• Required task: Search the entries for the word "this" and pull out each line that has it.

• Source material:
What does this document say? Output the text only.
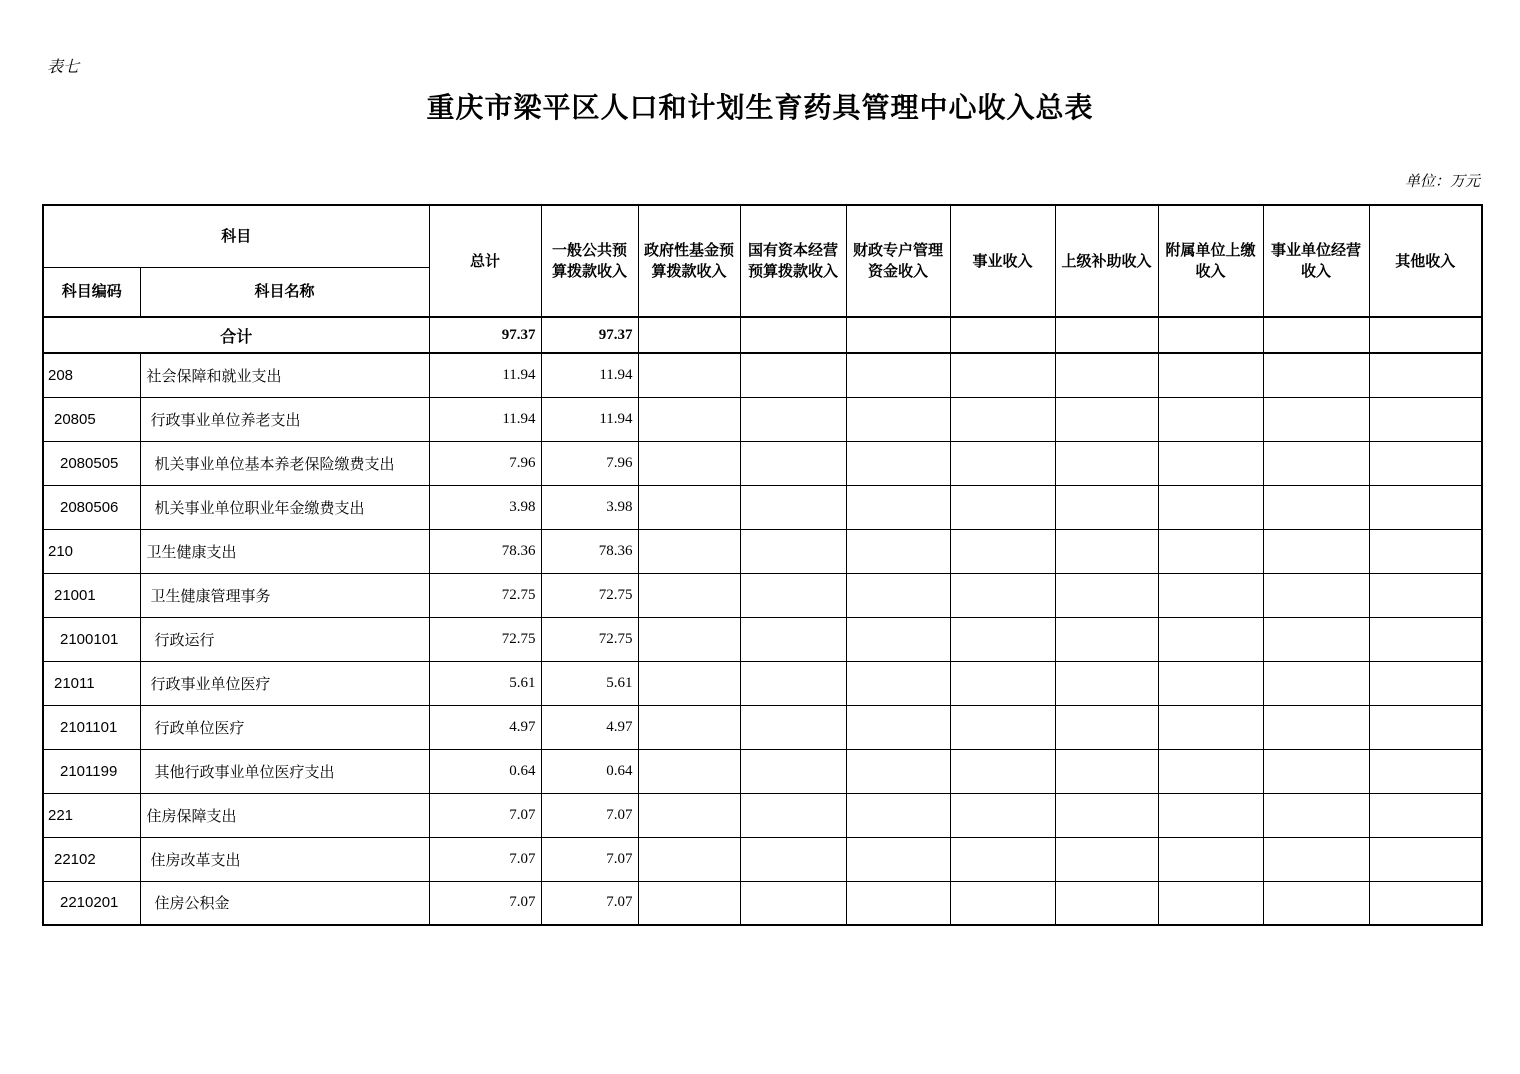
表七
重庆市梁平区人口和计划生育药具管理中心收入总表
单位：万元
科目		总计	一般公共预算拨款收入	政府性基金预算拨款收入	国有资本经营预算拨款收入	财政专户管理资金收入	事业收入	上级补助收入	附属单位上缴收入	事业单位经营收入	其他收入
科目编码	科目名称										
合计		97.37	97.37								
208	社会保障和就业支出	11.94	11.94								
20805	行政事业单位养老支出	11.94	11.94								
2080505	机关事业单位基本养老保险缴费支出	7.96	7.96								
2080506	机关事业单位职业年金缴费支出	3.98	3.98								
210	卫生健康支出	78.36	78.36								
21001	卫生健康管理事务	72.75	72.75								
2100101	行政运行	72.75	72.75								
21011	行政事业单位医疗	5.61	5.61								
2101101	行政单位医疗	4.97	4.97								
2101199	其他行政事业单位医疗支出	0.64	0.64								
221	住房保障支出	7.07	7.07								
22102	住房改革支出	7.07	7.07								
2210201	住房公积金	7.07	7.07								
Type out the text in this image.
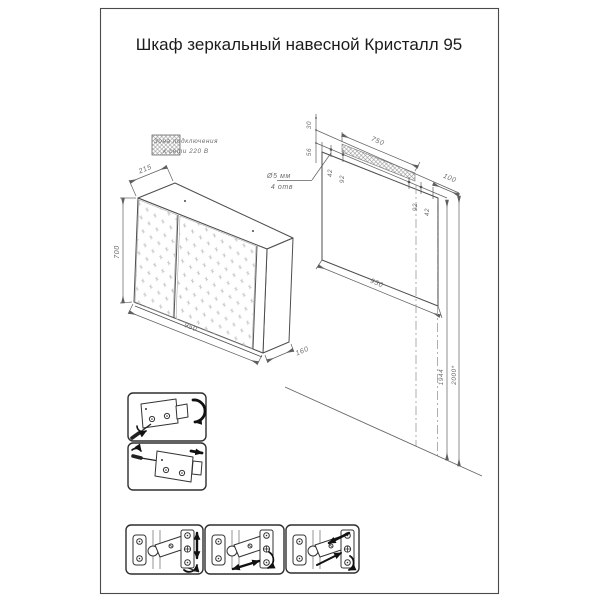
Шкаф зеркальный навесной Кристалл 95
Зона подключения
к сети 220 В
Ø5 мм
4 отв
215
700
950
160
30
56
750
42
92
92
42
100
950
1944 2000*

• Written answer:
What does this document say? Output the text only.
Type out the text in this image.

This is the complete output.